*Recorded information*

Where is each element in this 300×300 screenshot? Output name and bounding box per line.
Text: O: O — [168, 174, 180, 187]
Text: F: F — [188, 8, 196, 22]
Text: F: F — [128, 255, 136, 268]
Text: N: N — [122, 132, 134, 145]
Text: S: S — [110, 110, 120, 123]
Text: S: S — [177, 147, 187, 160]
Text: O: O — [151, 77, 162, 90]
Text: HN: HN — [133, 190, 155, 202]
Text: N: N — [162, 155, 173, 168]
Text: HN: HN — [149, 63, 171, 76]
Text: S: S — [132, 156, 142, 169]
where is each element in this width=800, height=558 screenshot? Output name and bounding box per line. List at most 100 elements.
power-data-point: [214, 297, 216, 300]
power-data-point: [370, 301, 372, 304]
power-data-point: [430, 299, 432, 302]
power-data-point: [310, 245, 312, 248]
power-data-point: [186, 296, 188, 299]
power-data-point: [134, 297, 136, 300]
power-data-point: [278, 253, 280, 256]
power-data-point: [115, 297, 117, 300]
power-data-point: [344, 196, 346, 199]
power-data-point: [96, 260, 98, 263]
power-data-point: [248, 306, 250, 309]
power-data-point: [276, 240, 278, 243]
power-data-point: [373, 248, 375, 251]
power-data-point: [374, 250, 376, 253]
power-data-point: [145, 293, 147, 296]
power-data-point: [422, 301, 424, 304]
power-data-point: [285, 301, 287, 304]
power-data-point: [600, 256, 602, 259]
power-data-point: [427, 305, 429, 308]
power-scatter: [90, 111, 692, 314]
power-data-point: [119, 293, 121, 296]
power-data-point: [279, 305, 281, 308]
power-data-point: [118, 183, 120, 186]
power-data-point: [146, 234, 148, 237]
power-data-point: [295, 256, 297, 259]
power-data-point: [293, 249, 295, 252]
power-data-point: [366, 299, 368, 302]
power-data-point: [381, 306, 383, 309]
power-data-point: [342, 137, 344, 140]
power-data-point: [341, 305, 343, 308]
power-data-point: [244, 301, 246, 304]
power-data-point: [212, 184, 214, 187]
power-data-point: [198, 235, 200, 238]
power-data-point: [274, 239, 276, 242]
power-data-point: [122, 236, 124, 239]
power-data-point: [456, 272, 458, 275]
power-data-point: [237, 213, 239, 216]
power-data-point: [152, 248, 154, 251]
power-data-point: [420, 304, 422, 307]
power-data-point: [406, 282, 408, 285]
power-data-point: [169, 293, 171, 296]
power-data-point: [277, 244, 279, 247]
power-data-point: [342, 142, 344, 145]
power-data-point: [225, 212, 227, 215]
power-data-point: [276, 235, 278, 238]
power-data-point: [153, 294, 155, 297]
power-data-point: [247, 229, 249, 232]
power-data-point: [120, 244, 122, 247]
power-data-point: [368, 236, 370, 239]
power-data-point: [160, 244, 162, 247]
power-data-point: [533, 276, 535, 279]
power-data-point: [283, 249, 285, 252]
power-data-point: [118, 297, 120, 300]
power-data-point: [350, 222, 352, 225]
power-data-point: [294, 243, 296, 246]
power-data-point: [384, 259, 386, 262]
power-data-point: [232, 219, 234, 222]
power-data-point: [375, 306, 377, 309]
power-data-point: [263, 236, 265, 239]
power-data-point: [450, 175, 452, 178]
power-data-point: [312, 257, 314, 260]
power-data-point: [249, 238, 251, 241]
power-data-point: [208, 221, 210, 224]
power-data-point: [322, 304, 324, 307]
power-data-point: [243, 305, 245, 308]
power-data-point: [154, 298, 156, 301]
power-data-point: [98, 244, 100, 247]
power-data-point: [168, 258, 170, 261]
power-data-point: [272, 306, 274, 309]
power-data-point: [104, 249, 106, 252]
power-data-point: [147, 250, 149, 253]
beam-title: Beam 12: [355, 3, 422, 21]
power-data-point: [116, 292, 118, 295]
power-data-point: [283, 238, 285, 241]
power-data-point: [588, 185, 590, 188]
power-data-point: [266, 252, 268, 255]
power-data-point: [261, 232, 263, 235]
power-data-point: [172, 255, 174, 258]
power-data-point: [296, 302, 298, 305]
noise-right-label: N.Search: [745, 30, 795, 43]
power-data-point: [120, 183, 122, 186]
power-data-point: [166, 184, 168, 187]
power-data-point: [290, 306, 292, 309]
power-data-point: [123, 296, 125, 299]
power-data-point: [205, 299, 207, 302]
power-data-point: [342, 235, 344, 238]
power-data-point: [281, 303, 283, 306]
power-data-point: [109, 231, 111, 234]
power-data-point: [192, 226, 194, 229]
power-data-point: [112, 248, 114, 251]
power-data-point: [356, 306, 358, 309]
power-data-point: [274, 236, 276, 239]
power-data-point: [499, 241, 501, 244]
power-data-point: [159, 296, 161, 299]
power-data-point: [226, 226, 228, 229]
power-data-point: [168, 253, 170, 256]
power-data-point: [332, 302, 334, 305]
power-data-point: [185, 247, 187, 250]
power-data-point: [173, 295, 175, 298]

==

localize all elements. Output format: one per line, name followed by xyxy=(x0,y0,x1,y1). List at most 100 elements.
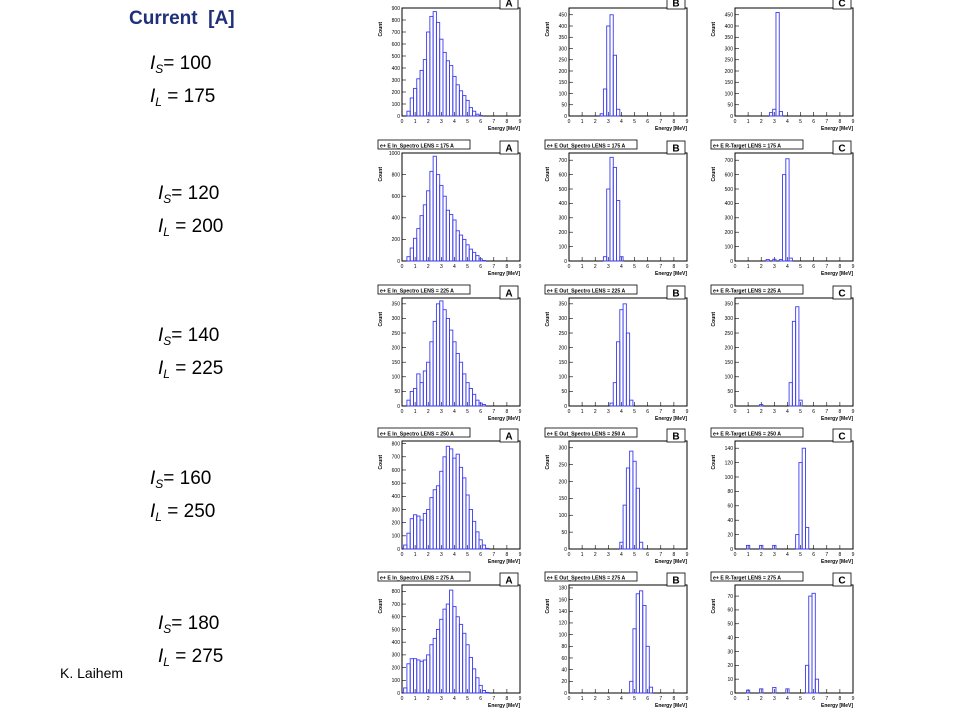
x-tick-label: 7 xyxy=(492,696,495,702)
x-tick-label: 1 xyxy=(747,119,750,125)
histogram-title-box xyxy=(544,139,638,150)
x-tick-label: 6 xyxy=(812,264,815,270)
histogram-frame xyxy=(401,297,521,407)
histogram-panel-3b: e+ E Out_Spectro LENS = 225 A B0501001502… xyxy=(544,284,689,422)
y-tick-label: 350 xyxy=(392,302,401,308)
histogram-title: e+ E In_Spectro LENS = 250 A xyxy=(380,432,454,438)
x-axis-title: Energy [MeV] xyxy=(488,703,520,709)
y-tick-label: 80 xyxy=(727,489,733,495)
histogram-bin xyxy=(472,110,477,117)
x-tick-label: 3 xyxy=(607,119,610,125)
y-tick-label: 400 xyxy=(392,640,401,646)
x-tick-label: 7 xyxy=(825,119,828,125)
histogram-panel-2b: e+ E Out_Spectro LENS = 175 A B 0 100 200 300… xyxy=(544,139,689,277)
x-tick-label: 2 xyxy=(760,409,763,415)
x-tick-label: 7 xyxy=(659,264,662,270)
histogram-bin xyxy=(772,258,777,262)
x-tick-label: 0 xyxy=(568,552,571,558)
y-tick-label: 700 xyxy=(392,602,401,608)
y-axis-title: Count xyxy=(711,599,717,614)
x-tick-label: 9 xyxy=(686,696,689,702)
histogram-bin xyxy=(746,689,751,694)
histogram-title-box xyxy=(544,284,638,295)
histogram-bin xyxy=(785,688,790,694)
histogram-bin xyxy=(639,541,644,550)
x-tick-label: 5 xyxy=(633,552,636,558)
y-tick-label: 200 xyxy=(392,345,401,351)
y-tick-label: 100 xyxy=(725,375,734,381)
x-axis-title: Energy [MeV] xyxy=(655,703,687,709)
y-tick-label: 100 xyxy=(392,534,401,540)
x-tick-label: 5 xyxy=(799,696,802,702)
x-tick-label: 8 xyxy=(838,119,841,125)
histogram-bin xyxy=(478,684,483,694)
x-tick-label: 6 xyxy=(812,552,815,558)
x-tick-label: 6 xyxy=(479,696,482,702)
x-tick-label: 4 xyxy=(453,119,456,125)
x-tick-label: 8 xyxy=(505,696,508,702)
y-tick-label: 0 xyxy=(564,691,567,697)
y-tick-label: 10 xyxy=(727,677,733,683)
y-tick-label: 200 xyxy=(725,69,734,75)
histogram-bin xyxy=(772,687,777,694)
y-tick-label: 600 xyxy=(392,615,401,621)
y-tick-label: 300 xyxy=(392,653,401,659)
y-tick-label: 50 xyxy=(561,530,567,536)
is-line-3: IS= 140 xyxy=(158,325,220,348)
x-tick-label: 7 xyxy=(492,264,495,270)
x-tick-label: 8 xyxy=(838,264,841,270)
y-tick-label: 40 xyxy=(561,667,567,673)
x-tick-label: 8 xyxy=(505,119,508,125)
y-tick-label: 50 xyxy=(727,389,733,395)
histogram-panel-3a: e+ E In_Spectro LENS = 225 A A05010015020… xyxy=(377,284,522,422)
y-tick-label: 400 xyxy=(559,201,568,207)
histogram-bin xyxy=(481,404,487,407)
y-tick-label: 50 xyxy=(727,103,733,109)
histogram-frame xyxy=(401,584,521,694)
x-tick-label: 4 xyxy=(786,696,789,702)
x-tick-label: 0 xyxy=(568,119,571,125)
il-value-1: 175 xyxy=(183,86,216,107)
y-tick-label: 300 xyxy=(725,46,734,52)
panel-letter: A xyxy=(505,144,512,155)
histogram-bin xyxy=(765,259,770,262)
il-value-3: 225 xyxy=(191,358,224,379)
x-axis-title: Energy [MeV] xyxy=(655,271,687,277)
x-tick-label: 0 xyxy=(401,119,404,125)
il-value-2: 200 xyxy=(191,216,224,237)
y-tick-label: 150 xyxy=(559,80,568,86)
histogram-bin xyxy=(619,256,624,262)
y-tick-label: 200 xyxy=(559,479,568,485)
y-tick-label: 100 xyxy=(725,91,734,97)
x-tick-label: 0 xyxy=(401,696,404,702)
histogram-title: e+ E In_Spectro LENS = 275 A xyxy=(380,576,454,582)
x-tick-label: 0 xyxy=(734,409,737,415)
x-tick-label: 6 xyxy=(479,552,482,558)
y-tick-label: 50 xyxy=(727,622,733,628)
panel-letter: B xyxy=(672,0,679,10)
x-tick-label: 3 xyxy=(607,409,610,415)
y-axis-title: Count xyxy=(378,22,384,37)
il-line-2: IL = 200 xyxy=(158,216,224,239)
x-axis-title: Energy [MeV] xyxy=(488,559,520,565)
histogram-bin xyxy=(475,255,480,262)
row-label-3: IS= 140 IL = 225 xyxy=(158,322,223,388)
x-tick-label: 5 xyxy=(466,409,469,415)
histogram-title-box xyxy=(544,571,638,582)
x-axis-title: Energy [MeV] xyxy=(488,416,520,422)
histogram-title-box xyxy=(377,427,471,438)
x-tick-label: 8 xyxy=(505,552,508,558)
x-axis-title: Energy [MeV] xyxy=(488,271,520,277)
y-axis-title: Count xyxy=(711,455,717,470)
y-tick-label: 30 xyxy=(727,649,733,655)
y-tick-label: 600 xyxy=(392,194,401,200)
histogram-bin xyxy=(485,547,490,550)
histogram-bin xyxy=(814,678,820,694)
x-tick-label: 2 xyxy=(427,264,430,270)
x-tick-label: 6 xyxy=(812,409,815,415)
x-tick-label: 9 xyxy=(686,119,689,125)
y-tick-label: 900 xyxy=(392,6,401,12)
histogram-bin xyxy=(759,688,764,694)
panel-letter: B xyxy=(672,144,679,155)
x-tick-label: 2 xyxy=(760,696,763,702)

*Short exercise*
Please reproduce the listing lines without any change, beginning at the line containing "Where is each element in this 300×300" and stopping after the line containing "Text: O: O — [151, 77, 162, 90]".

*Solution for this exercise*
Where is each element in this 300×300 screenshot? Output name and bounding box per line.
Text: O: O — [168, 174, 180, 187]
Text: F: F — [188, 8, 196, 22]
Text: F: F — [128, 255, 136, 268]
Text: N: N — [122, 132, 134, 145]
Text: S: S — [110, 110, 120, 123]
Text: S: S — [177, 147, 187, 160]
Text: O: O — [151, 77, 162, 90]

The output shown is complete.